--- Start ---

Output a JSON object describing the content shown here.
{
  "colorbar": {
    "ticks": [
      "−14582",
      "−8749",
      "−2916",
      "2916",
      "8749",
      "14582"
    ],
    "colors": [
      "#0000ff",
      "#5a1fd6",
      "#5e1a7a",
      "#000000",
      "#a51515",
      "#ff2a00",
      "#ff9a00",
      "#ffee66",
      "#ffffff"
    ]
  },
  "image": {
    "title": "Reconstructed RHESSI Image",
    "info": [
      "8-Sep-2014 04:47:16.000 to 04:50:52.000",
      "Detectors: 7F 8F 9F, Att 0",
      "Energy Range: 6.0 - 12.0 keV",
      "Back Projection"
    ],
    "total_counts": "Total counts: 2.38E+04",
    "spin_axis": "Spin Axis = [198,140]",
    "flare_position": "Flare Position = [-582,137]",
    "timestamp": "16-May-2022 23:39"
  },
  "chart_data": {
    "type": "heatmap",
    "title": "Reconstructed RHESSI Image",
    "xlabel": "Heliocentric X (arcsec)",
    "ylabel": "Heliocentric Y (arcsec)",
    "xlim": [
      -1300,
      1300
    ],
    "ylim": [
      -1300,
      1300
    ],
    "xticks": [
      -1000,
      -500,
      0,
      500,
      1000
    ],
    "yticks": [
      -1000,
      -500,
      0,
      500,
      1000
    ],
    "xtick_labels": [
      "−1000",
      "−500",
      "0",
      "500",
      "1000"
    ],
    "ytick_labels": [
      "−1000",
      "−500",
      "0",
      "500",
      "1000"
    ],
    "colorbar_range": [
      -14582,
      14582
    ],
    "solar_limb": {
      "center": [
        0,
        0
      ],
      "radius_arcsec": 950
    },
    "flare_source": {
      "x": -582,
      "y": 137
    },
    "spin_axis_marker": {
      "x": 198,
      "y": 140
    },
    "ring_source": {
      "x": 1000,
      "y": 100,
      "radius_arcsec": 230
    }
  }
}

--- End ---

> **TASK STATEMENT**: Restate each of the entries above verbatim.

> **COMPLETED EXERCISE**:
Output a JSON object describing the content shown here.
{
  "colorbar": {
    "ticks": [
      "−14582",
      "−8749",
      "−2916",
      "2916",
      "8749",
      "14582"
    ],
    "colors": [
      "#0000ff",
      "#5a1fd6",
      "#5e1a7a",
      "#000000",
      "#a51515",
      "#ff2a00",
      "#ff9a00",
      "#ffee66",
      "#ffffff"
    ]
  },
  "image": {
    "title": "Reconstructed RHESSI Image",
    "info": [
      "8-Sep-2014 04:47:16.000 to 04:50:52.000",
      "Detectors: 7F 8F 9F, Att 0",
      "Energy Range: 6.0 - 12.0 keV",
      "Back Projection"
    ],
    "total_counts": "Total counts: 2.38E+04",
    "spin_axis": "Spin Axis = [198,140]",
    "flare_position": "Flare Position = [-582,137]",
    "timestamp": "16-May-2022 23:39"
  },
  "chart_data": {
    "type": "heatmap",
    "title": "Reconstructed RHESSI Image",
    "xlabel": "Heliocentric X (arcsec)",
    "ylabel": "Heliocentric Y (arcsec)",
    "xlim": [
      -1300,
      1300
    ],
    "ylim": [
      -1300,
      1300
    ],
    "xticks": [
      -1000,
      -500,
      0,
      500,
      1000
    ],
    "yticks": [
      -1000,
      -500,
      0,
      500,
      1000
    ],
    "xtick_labels": [
      "−1000",
      "−500",
      "0",
      "500",
      "1000"
    ],
    "ytick_labels": [
      "−1000",
      "−500",
      "0",
      "500",
      "1000"
    ],
    "colorbar_range": [
      -14582,
      14582
    ],
    "solar_limb": {
      "center": [
        0,
        0
      ],
      "radius_arcsec": 950
    },
    "flare_source": {
      "x": -582,
      "y": 137
    },
    "spin_axis_marker": {
      "x": 198,
      "y": 140
    },
    "ring_source": {
      "x": 1000,
      "y": 100,
      "radius_arcsec": 230
    }
  }
}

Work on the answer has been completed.